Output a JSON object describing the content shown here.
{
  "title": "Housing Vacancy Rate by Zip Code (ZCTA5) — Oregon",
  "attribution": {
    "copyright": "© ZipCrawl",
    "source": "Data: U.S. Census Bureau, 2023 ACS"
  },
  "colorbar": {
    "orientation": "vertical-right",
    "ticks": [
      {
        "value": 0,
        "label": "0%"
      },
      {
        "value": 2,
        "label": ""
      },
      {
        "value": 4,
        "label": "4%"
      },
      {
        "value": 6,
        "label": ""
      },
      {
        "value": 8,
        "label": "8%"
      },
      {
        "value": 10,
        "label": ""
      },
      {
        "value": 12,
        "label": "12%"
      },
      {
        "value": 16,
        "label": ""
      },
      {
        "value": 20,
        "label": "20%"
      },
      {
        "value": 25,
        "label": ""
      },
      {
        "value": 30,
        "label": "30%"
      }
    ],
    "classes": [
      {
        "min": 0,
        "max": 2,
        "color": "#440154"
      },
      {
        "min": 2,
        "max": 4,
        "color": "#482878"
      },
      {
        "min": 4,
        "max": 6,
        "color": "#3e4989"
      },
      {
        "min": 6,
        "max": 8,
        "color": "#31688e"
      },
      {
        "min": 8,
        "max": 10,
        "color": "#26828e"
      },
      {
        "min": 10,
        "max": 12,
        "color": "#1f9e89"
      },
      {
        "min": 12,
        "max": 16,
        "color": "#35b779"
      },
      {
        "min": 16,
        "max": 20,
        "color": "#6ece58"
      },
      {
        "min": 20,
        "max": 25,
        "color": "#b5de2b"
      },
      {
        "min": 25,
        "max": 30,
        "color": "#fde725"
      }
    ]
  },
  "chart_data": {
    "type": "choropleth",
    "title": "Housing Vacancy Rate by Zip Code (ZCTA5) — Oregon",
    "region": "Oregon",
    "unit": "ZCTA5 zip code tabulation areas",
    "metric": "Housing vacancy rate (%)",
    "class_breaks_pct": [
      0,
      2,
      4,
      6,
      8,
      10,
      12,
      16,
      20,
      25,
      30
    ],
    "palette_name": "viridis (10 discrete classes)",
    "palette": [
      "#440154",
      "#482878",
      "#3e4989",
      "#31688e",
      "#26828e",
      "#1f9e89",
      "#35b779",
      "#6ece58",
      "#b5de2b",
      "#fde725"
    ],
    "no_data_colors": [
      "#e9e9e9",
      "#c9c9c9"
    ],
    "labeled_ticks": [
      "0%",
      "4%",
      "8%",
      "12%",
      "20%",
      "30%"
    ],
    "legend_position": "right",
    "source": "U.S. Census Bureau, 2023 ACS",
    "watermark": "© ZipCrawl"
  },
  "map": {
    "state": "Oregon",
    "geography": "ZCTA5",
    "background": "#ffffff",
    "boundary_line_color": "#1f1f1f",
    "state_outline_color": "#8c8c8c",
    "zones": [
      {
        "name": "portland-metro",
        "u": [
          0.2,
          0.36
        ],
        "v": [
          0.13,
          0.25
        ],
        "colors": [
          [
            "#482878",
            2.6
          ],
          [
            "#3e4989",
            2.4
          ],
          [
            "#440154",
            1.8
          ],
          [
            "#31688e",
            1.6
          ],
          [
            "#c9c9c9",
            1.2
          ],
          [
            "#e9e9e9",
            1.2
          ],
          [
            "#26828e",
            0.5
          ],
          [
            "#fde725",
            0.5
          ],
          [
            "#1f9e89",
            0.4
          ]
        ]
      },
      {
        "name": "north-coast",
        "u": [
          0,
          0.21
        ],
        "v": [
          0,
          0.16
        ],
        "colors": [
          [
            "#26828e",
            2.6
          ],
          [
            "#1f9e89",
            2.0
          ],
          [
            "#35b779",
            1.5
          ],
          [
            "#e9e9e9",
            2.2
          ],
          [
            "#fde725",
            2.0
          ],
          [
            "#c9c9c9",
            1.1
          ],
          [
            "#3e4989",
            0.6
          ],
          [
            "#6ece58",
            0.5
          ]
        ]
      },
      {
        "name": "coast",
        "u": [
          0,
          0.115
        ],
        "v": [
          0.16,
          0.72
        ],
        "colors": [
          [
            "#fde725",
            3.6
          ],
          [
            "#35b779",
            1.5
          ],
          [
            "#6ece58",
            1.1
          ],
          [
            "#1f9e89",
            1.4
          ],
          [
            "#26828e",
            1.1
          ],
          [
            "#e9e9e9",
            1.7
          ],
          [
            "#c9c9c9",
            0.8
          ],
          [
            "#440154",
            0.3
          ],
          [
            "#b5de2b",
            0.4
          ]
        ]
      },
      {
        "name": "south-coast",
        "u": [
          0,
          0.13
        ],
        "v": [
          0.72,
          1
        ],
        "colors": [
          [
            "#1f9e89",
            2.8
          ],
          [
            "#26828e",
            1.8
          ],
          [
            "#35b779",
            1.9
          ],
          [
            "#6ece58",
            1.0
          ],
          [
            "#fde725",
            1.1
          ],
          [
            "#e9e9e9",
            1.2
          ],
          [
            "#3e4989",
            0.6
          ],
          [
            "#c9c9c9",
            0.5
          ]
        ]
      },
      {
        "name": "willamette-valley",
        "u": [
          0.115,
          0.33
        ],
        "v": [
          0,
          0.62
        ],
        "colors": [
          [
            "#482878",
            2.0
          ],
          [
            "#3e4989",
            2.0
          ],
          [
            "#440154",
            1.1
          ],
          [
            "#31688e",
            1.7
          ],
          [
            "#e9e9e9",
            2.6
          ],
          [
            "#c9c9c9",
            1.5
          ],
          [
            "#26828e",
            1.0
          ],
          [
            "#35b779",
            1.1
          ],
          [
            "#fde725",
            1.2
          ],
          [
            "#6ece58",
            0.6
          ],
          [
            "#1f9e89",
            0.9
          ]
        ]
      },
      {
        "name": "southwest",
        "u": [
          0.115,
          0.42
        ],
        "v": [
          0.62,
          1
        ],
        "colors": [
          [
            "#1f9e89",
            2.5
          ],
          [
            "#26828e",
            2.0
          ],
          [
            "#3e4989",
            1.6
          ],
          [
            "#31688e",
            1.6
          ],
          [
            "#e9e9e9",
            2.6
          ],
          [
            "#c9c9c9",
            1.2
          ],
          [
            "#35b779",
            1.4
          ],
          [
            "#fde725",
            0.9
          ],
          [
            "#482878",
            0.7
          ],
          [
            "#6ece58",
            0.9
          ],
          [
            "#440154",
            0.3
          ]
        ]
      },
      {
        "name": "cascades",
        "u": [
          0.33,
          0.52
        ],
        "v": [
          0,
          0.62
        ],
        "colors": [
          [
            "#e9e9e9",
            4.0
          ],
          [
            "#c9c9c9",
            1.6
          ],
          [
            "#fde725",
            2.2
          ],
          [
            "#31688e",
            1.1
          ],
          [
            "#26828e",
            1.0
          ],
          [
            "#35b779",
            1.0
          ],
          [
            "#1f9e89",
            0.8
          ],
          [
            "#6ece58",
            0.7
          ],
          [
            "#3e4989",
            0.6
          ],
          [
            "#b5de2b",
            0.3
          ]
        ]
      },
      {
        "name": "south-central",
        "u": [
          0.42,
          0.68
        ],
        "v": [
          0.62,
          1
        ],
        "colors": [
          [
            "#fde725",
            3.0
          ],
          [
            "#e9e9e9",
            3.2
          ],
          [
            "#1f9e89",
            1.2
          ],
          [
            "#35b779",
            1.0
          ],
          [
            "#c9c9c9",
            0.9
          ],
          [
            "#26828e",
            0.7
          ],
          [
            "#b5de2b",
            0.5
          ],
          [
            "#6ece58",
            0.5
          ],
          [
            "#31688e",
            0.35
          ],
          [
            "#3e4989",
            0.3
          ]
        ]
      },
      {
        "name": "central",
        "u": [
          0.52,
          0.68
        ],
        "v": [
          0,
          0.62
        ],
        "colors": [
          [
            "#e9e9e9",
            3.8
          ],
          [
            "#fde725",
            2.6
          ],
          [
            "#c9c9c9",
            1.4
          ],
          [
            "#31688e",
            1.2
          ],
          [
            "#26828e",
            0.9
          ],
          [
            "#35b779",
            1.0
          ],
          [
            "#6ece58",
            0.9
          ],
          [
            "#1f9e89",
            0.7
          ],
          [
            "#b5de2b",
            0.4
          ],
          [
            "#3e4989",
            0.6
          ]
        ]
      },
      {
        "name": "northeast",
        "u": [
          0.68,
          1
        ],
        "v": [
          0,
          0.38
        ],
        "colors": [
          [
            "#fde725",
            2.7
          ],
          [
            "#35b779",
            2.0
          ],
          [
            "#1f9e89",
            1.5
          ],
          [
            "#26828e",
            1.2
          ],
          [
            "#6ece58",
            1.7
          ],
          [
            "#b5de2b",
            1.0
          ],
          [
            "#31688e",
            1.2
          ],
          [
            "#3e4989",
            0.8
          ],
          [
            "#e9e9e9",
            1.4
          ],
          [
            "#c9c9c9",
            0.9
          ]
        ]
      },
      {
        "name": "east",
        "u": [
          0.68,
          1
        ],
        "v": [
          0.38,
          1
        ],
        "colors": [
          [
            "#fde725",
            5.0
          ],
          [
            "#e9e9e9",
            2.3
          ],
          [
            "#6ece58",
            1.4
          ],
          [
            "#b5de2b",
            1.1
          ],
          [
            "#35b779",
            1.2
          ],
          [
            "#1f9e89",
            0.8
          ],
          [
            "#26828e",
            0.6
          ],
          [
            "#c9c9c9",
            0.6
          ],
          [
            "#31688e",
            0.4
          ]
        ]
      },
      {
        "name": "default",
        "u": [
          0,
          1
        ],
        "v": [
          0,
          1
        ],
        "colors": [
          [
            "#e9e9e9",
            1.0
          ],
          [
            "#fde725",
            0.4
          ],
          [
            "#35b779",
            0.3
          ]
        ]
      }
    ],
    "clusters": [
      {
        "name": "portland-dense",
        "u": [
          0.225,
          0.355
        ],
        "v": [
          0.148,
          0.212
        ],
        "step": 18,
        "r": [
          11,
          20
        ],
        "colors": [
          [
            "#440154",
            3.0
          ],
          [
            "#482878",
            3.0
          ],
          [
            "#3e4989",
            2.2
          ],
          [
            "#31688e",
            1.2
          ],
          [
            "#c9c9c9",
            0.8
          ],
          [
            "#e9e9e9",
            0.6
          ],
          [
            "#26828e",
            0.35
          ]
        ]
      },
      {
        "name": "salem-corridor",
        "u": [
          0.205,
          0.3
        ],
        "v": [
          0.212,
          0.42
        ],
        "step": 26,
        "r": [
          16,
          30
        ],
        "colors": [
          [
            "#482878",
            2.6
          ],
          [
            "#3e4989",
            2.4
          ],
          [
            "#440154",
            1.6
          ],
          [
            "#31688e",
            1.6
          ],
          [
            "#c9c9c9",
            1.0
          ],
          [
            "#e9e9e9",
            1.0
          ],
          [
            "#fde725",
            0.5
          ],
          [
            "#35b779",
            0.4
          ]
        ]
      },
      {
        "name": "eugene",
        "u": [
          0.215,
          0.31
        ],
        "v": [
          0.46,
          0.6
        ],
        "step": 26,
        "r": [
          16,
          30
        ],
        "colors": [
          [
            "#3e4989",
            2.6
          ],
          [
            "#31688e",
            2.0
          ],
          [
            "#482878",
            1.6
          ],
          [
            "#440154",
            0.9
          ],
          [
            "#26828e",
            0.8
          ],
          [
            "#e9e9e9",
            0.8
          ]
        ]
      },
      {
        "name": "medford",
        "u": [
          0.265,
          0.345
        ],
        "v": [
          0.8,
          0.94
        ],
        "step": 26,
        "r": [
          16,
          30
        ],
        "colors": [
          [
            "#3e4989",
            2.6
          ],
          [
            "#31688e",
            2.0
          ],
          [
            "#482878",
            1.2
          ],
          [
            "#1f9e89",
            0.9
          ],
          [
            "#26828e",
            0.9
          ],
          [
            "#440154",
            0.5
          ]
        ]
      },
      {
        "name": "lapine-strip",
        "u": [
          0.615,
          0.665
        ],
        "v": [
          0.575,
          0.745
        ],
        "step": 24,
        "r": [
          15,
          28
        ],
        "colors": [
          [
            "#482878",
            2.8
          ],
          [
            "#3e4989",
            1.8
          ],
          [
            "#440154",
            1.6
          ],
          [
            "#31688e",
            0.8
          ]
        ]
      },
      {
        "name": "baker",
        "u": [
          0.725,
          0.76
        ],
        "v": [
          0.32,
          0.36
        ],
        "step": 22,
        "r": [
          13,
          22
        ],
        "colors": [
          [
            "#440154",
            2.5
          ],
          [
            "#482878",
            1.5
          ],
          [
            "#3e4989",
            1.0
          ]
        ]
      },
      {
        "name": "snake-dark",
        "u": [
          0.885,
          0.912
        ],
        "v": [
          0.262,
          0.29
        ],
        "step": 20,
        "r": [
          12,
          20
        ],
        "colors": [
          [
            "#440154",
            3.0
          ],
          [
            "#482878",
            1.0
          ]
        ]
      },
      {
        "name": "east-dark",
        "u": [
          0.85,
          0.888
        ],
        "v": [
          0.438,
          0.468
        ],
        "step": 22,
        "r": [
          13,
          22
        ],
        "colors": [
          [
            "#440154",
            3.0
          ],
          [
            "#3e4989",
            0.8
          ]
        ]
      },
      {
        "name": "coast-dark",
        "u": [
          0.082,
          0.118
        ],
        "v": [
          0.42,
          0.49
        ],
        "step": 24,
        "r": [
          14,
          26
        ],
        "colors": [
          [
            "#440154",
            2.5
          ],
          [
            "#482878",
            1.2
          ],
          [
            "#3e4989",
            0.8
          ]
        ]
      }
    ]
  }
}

---

* [Instruction] Using the records above, copy each line that contains "portland".

* [Output]
        "name": "portland-metro",
        "name": "portland-dense",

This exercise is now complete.